### Supplied information

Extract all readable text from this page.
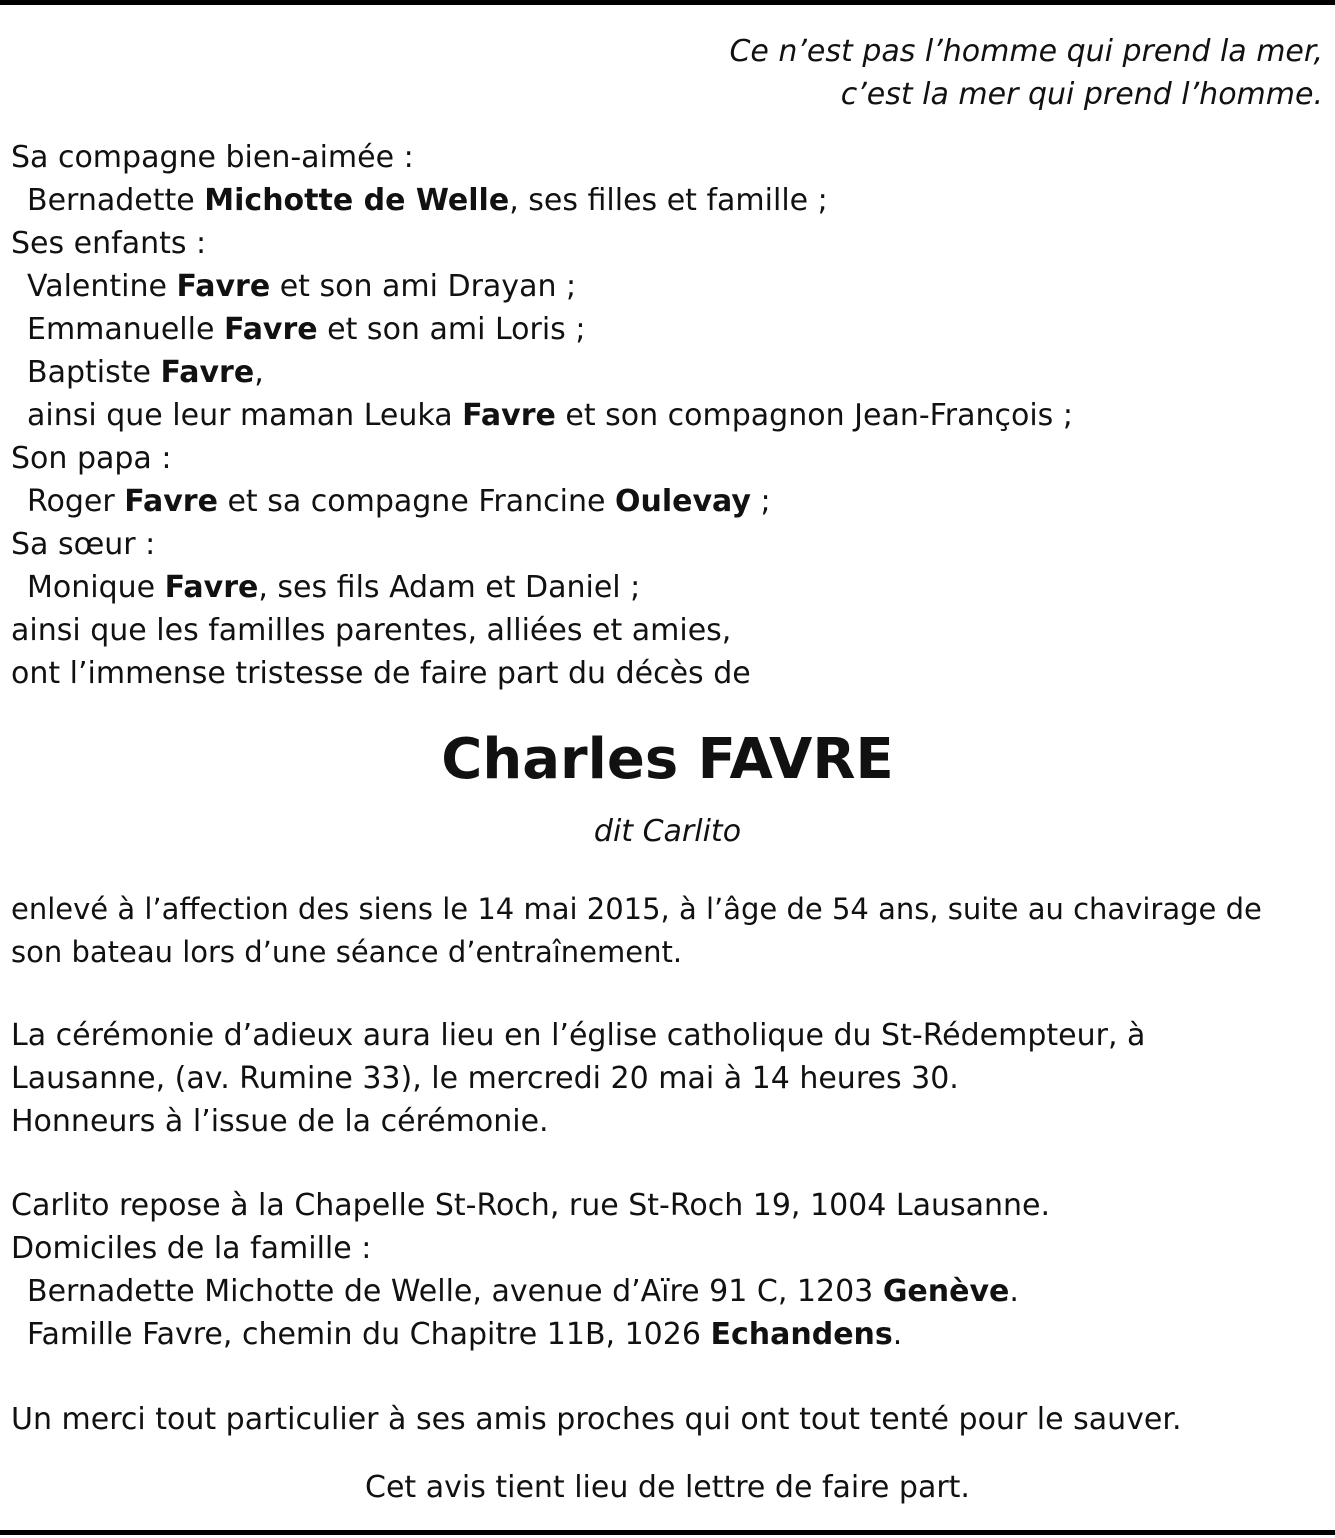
Ce n’est pas l’homme qui prend la mer,
c’est la mer qui prend l’homme.
Sa compagne bien-aimée :
Bernadette Michotte de Welle, ses filles et famille ;
Ses enfants :
Valentine Favre et son ami Drayan ;
Emmanuelle Favre et son ami Loris ;
Baptiste Favre,
ainsi que leur maman Leuka Favre et son compagnon Jean-François ;
Son papa :
Roger Favre et sa compagne Francine Oulevay ;
Sa sœur :
Monique Favre, ses fils Adam et Daniel ;
ainsi que les familles parentes, alliées et amies,
ont l’immense tristesse de faire part du décès de
Charles FAVRE
dit Carlito
enlevé à l’affection des siens le 14 mai 2015, à l’âge de 54 ans, suite au chavirage de
son bateau lors d’une séance d’entraînement.
La cérémonie d’adieux aura lieu en l’église catholique du St-Rédempteur, à
Lausanne, (av. Rumine 33), le mercredi 20 mai à 14 heures 30.
Honneurs à l’issue de la cérémonie.
Carlito repose à la Chapelle St-Roch, rue St-Roch 19, 1004 Lausanne.
Domiciles de la famille :
Bernadette Michotte de Welle, avenue d’Aïre 91 C, 1203 Genève.
Famille Favre, chemin du Chapitre 11B, 1026 Echandens.
Un merci tout particulier à ses amis proches qui ont tout tenté pour le sauver.
Cet avis tient lieu de lettre de faire part.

### Task to complete
Report how many lines of the listing hold the string "compagne", giving only the number.

### Response to the exercise
2